Task inputs:
>>>>>

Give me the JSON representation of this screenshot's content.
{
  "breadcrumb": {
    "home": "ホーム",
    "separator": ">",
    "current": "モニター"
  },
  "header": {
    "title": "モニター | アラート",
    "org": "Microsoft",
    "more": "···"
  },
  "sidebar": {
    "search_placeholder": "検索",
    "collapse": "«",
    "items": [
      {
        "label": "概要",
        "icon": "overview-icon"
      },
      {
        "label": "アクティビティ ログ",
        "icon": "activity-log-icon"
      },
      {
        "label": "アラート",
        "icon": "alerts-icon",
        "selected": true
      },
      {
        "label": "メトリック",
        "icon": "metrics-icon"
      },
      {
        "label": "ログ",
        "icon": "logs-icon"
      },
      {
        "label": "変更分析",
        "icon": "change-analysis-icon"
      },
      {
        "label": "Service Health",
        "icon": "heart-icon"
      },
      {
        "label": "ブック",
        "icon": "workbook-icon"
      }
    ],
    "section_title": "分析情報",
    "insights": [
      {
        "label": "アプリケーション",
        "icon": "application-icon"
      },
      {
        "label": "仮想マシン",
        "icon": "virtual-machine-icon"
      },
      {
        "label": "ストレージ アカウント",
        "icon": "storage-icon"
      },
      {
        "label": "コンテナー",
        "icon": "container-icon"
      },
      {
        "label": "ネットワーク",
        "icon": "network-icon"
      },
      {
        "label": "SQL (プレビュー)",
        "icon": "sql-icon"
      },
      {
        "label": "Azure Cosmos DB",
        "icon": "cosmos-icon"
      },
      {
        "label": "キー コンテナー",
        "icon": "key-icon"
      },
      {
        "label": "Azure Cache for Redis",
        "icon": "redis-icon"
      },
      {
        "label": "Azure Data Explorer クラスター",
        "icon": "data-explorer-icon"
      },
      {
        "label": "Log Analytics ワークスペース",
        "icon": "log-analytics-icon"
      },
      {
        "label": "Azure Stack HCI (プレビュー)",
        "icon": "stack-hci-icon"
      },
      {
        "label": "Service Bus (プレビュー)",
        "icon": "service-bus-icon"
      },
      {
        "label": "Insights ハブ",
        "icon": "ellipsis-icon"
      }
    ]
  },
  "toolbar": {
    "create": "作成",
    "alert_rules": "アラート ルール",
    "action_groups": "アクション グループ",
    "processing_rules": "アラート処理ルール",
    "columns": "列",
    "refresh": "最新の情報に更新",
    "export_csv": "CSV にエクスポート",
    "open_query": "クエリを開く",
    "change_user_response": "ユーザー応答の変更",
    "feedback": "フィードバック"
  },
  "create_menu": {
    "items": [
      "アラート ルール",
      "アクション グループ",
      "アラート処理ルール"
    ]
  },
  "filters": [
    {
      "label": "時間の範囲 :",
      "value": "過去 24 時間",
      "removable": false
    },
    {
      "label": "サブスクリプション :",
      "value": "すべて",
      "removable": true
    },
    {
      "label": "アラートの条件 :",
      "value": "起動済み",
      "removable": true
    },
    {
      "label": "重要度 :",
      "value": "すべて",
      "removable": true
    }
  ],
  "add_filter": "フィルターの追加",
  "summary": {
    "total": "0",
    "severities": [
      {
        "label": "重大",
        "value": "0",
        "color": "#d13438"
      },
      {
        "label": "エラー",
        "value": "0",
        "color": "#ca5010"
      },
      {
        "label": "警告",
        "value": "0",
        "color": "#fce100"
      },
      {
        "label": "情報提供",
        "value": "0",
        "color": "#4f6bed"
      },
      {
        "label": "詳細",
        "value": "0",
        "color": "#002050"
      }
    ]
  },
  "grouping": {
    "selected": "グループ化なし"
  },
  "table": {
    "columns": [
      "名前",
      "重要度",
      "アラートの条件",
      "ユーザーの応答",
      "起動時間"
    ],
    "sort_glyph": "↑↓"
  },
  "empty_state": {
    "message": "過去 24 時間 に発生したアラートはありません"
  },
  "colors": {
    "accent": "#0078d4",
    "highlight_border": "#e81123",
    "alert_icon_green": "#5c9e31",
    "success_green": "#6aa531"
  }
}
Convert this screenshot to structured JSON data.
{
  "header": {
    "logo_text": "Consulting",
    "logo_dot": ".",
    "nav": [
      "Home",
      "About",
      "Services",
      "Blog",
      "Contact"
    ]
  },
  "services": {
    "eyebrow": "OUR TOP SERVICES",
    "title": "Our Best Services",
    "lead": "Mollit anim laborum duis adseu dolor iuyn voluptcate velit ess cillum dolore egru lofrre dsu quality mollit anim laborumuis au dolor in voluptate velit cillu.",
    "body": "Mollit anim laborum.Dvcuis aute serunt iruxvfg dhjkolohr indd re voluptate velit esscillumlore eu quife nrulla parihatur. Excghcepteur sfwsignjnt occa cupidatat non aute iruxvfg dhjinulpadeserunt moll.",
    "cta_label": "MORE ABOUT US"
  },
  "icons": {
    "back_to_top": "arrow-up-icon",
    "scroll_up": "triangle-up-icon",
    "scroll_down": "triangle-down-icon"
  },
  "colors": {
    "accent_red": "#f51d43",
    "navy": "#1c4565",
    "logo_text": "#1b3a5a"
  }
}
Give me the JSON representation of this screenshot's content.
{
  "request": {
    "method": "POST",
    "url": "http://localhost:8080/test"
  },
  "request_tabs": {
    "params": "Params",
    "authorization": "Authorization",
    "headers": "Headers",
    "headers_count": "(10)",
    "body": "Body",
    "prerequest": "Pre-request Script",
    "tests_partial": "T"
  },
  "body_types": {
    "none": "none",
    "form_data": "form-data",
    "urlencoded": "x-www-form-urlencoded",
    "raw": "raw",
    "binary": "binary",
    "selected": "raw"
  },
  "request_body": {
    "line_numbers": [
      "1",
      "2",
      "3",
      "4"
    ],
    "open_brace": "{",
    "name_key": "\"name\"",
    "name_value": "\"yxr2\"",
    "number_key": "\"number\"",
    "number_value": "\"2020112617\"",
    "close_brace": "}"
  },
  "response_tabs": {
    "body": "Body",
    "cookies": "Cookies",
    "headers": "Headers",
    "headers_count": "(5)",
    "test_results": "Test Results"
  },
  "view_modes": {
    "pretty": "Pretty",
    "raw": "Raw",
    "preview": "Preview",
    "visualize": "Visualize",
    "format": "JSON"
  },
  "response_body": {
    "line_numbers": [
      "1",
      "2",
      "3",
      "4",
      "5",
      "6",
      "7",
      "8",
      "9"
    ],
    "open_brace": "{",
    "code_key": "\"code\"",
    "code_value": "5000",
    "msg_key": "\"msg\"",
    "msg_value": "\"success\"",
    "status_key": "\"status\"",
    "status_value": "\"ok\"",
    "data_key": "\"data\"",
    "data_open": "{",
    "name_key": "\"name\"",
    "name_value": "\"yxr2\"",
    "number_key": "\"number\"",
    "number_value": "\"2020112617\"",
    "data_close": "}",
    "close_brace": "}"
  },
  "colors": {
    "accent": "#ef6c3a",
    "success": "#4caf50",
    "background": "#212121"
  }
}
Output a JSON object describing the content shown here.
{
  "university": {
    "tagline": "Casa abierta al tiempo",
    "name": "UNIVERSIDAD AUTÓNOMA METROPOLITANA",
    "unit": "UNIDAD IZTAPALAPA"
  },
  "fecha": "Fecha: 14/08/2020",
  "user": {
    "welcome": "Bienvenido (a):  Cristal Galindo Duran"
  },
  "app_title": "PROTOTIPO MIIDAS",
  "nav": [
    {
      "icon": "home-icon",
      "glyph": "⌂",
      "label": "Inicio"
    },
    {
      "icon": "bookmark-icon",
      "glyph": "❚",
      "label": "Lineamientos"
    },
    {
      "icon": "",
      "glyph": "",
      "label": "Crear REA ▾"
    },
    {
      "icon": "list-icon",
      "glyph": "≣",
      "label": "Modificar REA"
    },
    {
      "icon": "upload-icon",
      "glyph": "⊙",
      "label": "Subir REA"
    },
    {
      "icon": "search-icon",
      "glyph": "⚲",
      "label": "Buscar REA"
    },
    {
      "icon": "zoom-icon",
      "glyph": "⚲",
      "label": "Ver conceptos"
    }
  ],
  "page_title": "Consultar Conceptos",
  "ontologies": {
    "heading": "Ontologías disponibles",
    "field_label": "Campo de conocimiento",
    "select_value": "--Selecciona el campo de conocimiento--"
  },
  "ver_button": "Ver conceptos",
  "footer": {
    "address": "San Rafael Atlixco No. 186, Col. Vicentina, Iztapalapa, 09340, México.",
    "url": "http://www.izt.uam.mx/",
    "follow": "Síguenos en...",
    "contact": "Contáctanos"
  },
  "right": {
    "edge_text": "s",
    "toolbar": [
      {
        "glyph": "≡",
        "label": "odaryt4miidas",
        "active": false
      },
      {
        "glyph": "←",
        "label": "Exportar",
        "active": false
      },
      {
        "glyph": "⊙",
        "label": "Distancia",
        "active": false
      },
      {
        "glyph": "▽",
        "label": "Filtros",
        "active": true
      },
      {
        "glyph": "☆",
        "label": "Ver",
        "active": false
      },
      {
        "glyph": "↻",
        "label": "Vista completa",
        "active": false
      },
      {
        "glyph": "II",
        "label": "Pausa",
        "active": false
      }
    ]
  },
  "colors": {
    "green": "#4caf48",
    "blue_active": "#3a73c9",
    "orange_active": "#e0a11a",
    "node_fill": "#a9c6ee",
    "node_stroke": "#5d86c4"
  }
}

<<<<<

Set exercise: Select every line above that contains the word "voluptate", and copy it.

Worked solution:
    "lead": "Mollit anim laborum duis adseu dolor iuyn voluptcate velit ess cillum dolore egru lofrre dsu quality mollit anim laborumuis au dolor in voluptate velit cillu.",
    "body": "Mollit anim laborum.Dvcuis aute serunt iruxvfg dhjkolohr indd re voluptate velit esscillumlore eu quife nrulla parihatur. Excghcepteur sfwsignjnt occa cupidatat non aute iruxvfg dhjinulpadeserunt moll.",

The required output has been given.